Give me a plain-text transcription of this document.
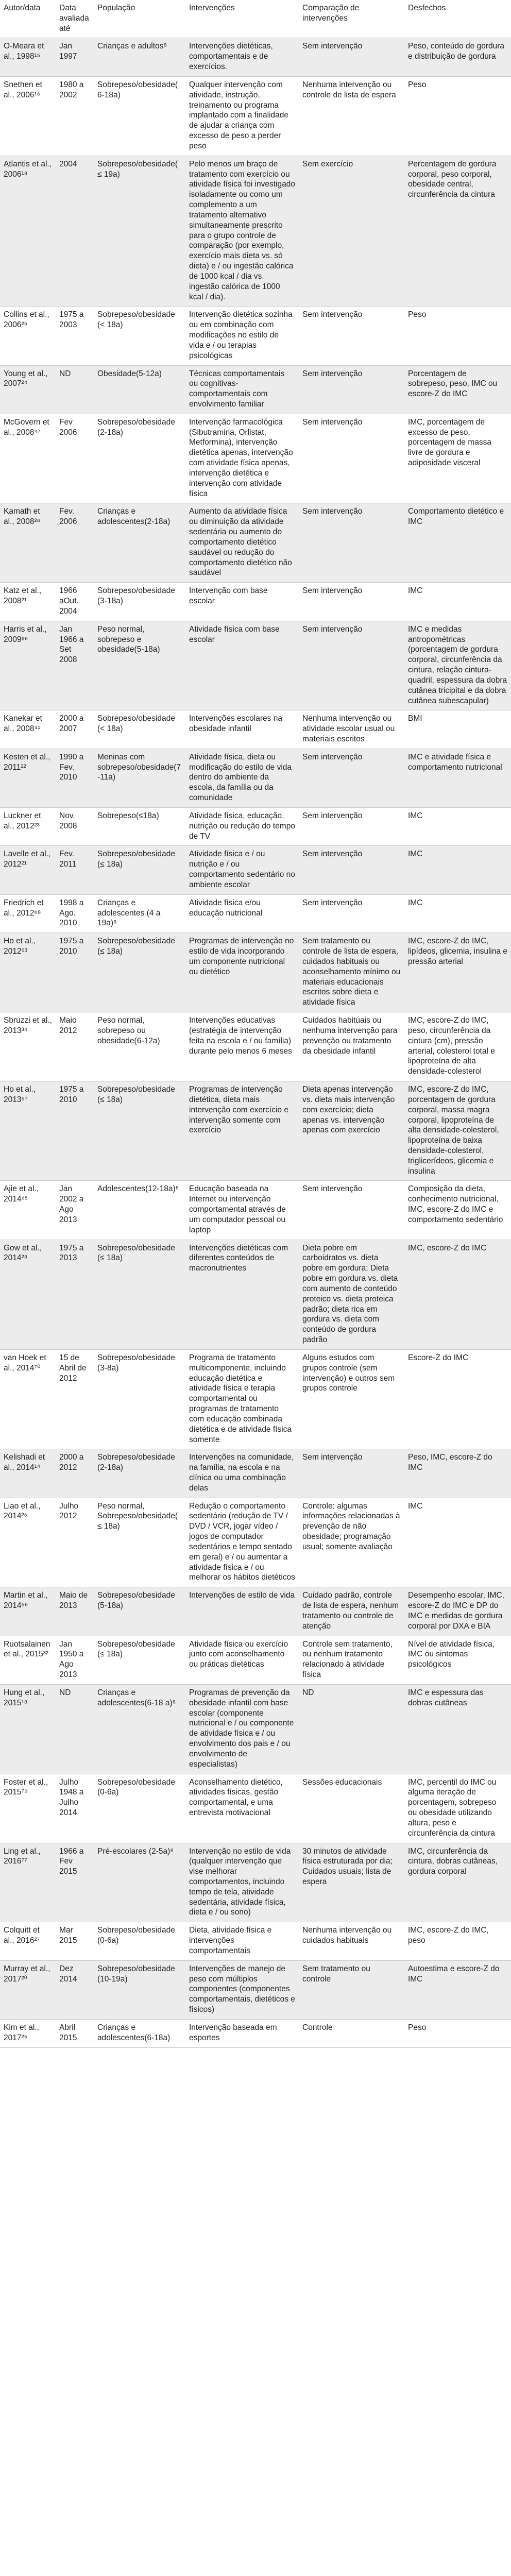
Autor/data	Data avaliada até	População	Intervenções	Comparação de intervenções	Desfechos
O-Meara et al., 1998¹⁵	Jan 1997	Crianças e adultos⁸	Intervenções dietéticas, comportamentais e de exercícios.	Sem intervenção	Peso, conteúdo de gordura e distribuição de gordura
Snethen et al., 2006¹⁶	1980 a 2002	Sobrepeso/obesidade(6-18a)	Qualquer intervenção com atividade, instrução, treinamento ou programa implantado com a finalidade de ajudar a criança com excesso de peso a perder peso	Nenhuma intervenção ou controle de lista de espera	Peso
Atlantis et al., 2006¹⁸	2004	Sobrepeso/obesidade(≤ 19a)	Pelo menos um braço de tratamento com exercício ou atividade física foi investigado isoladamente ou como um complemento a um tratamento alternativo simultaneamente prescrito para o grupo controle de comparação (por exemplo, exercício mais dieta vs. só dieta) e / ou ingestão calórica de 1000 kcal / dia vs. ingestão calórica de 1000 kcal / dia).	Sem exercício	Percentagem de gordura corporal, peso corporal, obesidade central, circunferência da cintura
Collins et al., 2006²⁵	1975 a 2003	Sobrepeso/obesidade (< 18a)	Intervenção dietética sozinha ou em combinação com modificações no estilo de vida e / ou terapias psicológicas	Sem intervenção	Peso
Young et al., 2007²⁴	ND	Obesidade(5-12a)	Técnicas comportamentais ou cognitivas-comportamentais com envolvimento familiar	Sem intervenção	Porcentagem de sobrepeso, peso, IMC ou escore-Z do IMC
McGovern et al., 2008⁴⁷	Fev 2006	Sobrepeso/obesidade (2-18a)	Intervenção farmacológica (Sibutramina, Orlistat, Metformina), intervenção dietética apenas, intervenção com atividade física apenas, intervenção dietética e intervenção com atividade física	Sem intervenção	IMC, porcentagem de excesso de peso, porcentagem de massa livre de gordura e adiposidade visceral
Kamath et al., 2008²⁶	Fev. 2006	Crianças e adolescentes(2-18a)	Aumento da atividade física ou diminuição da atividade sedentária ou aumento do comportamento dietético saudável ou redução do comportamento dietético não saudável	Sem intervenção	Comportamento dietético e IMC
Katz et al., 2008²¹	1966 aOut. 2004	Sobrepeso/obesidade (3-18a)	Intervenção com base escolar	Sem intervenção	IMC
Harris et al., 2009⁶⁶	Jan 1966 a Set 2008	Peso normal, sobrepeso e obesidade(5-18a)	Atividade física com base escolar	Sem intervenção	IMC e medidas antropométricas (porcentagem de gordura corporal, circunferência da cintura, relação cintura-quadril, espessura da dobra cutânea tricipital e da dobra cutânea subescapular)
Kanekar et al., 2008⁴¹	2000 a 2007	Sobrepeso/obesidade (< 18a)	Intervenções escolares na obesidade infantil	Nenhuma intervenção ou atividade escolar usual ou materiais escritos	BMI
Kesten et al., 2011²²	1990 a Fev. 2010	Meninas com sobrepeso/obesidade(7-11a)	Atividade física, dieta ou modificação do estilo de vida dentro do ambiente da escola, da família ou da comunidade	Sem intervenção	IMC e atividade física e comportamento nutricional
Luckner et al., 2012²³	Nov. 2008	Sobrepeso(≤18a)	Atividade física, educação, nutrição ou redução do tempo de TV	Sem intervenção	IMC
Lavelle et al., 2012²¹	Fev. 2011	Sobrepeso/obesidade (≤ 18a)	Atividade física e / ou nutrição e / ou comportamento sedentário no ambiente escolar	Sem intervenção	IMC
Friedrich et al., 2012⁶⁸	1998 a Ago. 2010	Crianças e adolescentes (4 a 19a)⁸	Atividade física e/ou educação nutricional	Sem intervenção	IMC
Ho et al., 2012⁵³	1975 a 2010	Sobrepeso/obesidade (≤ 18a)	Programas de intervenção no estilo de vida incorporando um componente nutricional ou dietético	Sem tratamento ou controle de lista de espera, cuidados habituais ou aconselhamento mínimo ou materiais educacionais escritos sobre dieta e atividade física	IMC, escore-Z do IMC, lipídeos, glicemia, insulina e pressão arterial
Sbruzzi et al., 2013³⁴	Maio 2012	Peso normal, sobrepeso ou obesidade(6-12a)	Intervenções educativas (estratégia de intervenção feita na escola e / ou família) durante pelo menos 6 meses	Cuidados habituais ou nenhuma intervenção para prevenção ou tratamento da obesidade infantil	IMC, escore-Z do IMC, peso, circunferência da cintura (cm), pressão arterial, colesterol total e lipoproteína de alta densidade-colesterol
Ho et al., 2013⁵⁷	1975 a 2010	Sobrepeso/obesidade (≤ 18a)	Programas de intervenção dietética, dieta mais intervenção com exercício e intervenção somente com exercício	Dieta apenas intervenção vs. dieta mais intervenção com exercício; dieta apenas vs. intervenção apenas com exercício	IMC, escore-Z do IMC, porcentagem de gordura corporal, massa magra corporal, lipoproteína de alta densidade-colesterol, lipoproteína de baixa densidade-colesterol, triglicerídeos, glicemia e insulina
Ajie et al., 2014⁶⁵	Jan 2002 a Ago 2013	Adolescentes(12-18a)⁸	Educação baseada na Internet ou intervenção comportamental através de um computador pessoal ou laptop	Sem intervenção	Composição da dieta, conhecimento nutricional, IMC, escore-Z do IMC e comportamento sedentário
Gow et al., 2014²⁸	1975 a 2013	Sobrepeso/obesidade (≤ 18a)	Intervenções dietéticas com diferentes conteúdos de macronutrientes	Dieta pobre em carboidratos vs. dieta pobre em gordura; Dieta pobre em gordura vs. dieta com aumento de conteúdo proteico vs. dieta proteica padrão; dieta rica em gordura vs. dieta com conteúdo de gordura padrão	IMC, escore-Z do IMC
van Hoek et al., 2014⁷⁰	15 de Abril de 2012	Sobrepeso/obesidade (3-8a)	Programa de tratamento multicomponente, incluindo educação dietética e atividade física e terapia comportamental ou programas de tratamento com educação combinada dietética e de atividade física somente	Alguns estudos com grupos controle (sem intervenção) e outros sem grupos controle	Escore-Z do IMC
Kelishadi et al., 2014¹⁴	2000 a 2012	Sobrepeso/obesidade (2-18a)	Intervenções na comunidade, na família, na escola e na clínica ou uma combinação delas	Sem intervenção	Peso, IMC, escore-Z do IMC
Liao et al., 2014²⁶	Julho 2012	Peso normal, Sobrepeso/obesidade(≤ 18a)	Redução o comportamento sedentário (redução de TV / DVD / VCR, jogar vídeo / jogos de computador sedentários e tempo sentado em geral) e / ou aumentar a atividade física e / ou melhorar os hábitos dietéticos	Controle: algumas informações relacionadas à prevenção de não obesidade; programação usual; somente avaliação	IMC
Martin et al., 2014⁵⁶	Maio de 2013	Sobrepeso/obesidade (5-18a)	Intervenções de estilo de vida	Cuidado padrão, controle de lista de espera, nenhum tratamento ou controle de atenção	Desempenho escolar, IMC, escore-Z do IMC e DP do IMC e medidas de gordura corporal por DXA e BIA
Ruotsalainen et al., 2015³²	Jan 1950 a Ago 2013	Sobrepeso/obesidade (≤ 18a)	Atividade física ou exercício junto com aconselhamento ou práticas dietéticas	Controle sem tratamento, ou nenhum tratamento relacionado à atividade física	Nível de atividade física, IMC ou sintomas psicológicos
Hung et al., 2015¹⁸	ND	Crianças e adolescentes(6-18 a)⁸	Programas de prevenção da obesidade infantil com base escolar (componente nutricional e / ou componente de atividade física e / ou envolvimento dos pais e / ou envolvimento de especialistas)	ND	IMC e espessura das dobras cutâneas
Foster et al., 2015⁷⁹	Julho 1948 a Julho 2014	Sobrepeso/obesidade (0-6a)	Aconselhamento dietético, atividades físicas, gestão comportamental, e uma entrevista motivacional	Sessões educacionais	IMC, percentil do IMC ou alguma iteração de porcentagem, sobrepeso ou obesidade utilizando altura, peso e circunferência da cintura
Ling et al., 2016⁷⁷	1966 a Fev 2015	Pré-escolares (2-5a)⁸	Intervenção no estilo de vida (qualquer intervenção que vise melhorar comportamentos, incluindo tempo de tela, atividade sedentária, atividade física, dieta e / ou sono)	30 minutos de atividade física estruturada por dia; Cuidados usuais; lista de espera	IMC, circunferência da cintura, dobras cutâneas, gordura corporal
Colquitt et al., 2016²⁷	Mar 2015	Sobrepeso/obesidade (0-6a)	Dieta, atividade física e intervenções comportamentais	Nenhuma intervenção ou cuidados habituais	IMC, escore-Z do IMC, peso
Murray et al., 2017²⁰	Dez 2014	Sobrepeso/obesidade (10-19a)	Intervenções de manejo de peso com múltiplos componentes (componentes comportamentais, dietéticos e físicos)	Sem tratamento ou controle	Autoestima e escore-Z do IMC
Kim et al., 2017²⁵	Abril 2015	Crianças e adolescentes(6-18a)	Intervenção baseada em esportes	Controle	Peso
● ● ● ● ● ● ●
Task goal: Gather all lines of the records that include the word "envolvimento".

Answer for the task:
Young et al., 2007²⁴	ND	Obesidade(5-12a)	Técnicas comportamentais ou cognitivas-comportamentais com envolvimento familiar	Sem intervenção	Porcentagem de sobrepeso, peso, IMC ou escore-Z do IMC
Hung et al., 2015¹⁸	ND	Crianças e adolescentes(6-18 a)⁸	Programas de prevenção da obesidade infantil com base escolar (componente nutricional e / ou componente de atividade física e / ou envolvimento dos pais e / ou envolvimento de especialistas)	ND	IMC e espessura das dobras cutâneas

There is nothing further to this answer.